Task goal: Show each line from the listing that includes the word "наук".

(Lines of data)

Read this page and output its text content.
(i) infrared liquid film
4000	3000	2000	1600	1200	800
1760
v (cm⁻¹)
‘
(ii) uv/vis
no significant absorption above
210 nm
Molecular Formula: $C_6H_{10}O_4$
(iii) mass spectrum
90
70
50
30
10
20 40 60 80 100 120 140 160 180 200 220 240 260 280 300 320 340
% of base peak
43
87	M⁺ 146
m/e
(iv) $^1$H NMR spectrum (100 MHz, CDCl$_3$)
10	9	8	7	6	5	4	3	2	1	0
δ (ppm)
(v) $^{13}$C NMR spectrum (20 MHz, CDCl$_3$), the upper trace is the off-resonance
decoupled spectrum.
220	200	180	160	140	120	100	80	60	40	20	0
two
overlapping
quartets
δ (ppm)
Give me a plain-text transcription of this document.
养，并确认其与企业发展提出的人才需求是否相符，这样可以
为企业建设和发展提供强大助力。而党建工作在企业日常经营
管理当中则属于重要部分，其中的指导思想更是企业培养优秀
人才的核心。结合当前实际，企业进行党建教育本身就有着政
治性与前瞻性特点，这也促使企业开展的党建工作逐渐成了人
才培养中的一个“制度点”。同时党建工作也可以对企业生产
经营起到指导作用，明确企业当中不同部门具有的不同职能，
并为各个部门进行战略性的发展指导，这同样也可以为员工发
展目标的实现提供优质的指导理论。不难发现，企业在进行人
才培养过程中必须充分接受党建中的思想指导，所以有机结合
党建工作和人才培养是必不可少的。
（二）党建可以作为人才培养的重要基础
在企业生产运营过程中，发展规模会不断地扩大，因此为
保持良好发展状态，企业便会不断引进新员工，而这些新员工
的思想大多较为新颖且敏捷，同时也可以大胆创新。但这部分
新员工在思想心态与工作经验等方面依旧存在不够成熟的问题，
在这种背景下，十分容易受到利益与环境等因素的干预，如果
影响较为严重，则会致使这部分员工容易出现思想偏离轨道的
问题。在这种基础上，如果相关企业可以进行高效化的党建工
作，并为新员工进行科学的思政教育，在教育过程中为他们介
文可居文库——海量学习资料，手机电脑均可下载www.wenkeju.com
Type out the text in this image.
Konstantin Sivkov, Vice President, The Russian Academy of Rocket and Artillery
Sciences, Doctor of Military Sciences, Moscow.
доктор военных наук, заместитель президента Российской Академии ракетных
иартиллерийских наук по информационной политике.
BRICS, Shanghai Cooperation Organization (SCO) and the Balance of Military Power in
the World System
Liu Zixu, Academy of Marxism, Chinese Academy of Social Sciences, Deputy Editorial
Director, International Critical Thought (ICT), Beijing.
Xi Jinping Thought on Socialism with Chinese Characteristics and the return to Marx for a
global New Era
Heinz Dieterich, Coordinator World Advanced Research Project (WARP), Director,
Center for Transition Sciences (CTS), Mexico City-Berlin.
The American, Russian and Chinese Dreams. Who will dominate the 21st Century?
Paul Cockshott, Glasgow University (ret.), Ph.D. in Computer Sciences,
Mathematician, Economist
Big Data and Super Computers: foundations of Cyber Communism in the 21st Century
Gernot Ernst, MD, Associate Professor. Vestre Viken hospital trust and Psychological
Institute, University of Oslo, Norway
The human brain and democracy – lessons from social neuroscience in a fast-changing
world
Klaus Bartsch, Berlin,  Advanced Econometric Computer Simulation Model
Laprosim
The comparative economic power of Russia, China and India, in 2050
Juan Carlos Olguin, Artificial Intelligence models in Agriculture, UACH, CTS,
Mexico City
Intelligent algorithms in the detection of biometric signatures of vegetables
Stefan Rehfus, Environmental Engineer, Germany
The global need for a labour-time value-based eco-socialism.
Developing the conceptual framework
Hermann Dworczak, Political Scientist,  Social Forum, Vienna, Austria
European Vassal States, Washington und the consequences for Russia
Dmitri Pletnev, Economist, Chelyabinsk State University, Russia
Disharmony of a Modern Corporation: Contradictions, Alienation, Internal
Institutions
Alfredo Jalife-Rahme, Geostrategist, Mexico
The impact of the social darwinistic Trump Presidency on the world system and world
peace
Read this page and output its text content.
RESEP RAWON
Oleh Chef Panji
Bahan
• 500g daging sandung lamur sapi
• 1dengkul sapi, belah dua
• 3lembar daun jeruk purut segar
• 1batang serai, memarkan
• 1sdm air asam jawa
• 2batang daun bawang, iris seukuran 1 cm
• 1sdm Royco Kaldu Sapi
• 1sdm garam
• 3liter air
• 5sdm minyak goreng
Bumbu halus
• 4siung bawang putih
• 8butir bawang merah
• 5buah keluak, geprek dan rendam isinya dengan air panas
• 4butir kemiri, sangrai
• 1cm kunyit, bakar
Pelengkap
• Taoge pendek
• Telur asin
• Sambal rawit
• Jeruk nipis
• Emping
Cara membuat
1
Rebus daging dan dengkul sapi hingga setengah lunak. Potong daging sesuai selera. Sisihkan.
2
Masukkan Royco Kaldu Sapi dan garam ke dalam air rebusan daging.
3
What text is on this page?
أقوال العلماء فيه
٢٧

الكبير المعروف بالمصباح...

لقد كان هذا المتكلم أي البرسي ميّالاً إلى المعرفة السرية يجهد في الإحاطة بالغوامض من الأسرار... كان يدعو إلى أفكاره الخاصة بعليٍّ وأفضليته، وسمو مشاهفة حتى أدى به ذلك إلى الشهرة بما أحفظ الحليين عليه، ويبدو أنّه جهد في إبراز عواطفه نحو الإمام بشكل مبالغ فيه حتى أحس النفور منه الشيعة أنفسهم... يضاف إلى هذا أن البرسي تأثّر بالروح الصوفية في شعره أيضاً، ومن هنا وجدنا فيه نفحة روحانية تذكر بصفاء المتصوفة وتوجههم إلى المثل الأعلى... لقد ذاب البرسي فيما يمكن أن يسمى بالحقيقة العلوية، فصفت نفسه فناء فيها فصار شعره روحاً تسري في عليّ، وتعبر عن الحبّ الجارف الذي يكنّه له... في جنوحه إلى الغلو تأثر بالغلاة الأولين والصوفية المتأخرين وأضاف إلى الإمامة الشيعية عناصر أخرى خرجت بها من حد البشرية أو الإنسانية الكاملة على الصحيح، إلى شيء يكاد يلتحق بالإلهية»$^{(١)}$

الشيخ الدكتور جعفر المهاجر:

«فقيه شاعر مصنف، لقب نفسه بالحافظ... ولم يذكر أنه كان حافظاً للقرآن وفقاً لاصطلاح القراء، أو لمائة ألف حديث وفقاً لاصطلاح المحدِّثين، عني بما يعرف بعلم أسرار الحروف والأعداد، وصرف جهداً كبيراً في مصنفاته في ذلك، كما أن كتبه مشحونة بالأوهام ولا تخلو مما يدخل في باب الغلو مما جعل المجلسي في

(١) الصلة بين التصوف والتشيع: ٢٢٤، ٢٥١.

The response:
доктор военных наук, заместитель президента Российской Академии ракетных
иартиллерийских наук по информационной политике.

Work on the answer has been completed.